Task goal: Collect every line in the records below that contains the word "have".

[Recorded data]
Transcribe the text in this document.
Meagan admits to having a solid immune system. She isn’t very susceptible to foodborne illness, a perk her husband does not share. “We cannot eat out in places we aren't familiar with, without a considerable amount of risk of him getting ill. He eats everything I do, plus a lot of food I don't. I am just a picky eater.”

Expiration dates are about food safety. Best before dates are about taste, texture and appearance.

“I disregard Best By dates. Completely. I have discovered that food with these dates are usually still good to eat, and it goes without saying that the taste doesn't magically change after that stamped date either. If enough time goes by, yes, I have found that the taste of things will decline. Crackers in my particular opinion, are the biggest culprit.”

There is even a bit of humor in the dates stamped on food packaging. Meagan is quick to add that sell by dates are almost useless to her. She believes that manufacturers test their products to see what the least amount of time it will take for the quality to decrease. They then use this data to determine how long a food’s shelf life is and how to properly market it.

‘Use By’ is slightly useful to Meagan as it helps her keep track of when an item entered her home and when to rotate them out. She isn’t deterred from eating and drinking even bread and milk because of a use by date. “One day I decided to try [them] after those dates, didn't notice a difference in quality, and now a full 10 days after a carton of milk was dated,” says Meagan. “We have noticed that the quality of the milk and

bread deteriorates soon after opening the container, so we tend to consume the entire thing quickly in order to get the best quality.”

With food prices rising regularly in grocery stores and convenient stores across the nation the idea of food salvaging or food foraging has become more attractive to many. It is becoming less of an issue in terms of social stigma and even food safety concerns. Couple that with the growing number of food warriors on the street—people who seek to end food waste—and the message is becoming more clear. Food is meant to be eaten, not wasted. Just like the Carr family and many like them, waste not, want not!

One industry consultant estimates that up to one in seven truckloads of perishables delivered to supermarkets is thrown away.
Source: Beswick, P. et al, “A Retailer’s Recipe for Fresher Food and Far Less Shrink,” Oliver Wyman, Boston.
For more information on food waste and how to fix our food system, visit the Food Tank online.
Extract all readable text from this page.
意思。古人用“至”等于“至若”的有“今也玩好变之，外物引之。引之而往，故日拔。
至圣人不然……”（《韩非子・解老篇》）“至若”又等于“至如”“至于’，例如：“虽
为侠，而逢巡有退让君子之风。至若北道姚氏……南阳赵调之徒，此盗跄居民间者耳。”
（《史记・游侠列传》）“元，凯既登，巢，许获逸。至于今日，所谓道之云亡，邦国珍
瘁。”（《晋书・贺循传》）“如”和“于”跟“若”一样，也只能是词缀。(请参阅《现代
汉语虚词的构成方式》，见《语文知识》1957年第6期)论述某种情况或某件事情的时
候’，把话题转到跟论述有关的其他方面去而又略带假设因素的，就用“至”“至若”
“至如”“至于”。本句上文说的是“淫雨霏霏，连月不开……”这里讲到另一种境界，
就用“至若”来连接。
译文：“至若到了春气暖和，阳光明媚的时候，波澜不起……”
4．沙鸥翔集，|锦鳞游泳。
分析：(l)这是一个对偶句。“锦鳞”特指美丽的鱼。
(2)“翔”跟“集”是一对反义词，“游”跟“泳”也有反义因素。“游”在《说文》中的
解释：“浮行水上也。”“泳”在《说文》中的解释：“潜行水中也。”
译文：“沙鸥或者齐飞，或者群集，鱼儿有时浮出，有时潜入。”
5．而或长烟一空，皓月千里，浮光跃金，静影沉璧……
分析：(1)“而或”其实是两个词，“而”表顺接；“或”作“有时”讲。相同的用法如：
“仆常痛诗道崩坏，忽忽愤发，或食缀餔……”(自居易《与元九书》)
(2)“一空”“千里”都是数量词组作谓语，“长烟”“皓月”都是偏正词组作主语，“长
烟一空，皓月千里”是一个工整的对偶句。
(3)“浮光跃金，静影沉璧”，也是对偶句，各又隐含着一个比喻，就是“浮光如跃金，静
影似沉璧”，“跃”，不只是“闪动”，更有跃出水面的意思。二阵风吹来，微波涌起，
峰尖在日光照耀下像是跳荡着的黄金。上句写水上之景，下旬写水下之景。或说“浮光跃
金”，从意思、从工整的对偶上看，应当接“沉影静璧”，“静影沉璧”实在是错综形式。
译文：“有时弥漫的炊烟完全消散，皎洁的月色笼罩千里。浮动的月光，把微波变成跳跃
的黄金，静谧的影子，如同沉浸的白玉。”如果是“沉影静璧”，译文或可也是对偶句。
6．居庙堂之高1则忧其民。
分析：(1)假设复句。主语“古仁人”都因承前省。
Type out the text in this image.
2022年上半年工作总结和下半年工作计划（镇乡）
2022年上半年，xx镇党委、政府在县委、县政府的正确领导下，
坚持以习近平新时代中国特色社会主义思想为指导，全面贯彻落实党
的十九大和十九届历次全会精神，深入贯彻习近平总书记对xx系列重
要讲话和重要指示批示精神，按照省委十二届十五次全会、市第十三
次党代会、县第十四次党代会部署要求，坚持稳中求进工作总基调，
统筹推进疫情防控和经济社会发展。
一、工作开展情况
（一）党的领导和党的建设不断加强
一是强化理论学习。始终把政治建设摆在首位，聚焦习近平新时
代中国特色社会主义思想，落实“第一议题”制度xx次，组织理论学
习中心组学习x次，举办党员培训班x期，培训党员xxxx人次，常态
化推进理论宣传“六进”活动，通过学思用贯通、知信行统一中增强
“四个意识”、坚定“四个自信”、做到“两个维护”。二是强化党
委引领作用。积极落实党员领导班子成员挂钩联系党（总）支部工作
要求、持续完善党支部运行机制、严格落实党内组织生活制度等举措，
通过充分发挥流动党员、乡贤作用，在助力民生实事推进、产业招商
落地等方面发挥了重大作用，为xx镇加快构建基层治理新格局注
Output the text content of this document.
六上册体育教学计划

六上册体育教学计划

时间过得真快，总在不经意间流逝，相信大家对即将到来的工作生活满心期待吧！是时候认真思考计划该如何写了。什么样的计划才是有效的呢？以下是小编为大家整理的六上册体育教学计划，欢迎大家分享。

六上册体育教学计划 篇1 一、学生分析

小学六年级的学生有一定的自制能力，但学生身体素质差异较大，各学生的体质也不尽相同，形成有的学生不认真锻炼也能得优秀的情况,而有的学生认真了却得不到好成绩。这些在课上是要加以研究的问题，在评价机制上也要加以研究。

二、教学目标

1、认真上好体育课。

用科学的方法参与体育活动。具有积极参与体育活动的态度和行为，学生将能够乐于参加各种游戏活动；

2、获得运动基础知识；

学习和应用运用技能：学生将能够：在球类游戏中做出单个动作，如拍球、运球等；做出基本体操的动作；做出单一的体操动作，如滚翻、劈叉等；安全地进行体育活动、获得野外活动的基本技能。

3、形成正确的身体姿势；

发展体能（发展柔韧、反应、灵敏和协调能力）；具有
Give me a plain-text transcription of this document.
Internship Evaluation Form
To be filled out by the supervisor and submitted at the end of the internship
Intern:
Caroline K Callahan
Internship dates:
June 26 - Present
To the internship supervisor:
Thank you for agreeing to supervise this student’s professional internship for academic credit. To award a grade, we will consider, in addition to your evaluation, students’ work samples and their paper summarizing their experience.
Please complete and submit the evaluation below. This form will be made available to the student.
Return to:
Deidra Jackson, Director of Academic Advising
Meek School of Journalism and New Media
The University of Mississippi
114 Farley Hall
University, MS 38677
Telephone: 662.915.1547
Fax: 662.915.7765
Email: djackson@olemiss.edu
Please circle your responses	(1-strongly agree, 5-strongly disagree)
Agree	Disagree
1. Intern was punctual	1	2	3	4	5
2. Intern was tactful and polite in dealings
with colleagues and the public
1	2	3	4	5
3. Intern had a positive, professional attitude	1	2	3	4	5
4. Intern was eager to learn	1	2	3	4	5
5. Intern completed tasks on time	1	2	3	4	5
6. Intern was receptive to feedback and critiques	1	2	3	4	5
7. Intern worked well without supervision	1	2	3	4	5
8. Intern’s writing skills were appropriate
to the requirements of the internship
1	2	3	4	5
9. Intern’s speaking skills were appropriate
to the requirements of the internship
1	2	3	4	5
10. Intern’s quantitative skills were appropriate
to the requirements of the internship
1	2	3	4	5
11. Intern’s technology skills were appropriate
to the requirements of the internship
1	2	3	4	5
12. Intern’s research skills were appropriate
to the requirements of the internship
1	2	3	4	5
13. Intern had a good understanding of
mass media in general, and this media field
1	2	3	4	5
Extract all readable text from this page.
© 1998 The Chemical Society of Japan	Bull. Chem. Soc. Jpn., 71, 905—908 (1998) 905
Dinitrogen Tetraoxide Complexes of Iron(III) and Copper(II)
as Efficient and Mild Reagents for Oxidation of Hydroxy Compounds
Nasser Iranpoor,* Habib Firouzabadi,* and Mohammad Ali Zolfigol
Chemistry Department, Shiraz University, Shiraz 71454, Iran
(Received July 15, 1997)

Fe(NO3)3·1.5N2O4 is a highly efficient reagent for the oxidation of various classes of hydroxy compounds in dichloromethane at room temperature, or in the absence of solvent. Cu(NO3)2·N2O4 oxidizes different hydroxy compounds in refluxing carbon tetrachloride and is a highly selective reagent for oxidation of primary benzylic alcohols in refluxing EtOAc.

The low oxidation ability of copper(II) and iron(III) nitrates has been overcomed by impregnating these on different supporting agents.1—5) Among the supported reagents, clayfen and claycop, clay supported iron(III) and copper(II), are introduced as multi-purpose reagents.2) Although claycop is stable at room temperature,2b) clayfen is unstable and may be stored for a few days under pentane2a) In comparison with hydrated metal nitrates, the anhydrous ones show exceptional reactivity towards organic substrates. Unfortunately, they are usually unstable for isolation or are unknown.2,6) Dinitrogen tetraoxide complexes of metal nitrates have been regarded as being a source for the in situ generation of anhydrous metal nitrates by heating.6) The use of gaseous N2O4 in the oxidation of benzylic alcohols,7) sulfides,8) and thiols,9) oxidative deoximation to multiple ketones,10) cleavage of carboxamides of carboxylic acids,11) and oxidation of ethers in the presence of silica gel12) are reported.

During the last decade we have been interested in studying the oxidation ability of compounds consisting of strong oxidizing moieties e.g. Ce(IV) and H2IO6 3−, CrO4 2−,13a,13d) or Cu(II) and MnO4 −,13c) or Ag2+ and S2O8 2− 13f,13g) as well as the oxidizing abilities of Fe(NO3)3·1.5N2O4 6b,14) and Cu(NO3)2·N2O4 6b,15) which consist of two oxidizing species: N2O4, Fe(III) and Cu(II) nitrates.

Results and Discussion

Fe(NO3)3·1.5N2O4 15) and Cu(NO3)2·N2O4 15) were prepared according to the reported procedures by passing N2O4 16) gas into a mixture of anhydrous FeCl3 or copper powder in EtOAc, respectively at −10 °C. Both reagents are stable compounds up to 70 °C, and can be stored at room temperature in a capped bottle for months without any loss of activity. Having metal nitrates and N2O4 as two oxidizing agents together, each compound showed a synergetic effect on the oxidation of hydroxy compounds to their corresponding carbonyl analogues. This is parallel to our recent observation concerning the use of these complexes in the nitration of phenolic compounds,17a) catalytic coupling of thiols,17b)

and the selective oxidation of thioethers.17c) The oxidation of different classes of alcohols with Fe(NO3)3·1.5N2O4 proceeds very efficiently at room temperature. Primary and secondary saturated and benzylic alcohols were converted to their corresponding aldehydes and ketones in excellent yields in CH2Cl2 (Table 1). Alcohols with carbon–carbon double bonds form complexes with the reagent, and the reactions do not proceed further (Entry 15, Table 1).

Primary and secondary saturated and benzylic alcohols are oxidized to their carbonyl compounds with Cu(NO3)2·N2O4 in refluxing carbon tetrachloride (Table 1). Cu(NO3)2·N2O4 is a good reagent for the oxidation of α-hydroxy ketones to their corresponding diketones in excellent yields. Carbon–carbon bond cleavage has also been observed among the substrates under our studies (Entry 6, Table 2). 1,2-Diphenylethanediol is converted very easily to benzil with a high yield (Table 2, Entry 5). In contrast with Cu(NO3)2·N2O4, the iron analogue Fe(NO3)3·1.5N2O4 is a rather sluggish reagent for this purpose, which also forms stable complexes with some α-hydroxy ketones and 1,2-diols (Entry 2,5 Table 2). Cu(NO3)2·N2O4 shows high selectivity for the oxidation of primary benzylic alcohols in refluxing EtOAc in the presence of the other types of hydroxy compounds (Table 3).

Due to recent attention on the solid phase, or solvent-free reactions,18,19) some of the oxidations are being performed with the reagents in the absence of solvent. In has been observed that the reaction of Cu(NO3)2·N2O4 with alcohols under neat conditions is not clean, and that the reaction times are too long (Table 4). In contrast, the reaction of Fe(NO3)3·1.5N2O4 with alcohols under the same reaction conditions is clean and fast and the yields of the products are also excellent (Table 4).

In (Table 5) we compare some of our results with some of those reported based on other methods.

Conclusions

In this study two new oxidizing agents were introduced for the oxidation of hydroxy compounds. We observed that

Exercise output:
“I disregard Best By dates. Completely. I have discovered that food with these dates are usually still good to eat, and it goes without saying that the taste doesn't magically change after that stamped date either. If enough time goes by, yes, I have found that the taste of things will decline. Crackers in my particular opinion, are the biggest culprit.”
‘Use By’ is slightly useful to Meagan as it helps her keep track of when an item entered her home and when to rotate them out. She isn’t deterred from eating and drinking even bread and milk because of a use by date. “One day I decided to try [them] after those dates, didn't notice a difference in quality, and now a full 10 days after a carton of milk was dated,” says Meagan. “We have noticed that the quality of the milk and
The low oxidation ability of copper(II) and iron(III) nitrates has been overcomed by impregnating these on different supporting agents.1—5) Among the supported reagents, clayfen and claycop, clay supported iron(III) and copper(II), are introduced as multi-purpose reagents.2) Although claycop is stable at room temperature,2b) clayfen is unstable and may be stored for a few days under pentane2a) In comparison with hydrated metal nitrates, the anhydrous ones show exceptional reactivity towards organic substrates. Unfortunately, they are usually unstable for isolation or are unknown.2,6) Dinitrogen tetraoxide complexes of metal nitrates have been regarded as being a source for the in situ generation of anhydrous metal nitrates by heating.6) The use of gaseous N2O4 in the oxidation of benzylic alcohols,7) sulfides,8) and thiols,9) oxidative deoximation to multiple ketones,10) cleavage of carboxamides of carboxylic acids,11) and oxidation of ethers in the presence of silica gel12) are reported.
During the last decade we have been interested in studying the oxidation ability of compounds consisting of strong oxidizing moieties e.g. Ce(IV) and H2IO6 3−, CrO4 2−,13a,13d) or Cu(II) and MnO4 −,13c) or Ag2+ and S2O8 2− 13f,13g) as well as the oxidizing abilities of Fe(NO3)3·1.5N2O4 6b,14) and Cu(NO3)2·N2O4 6b,15) which consist of two oxidizing species: N2O4, Fe(III) and Cu(II) nitrates.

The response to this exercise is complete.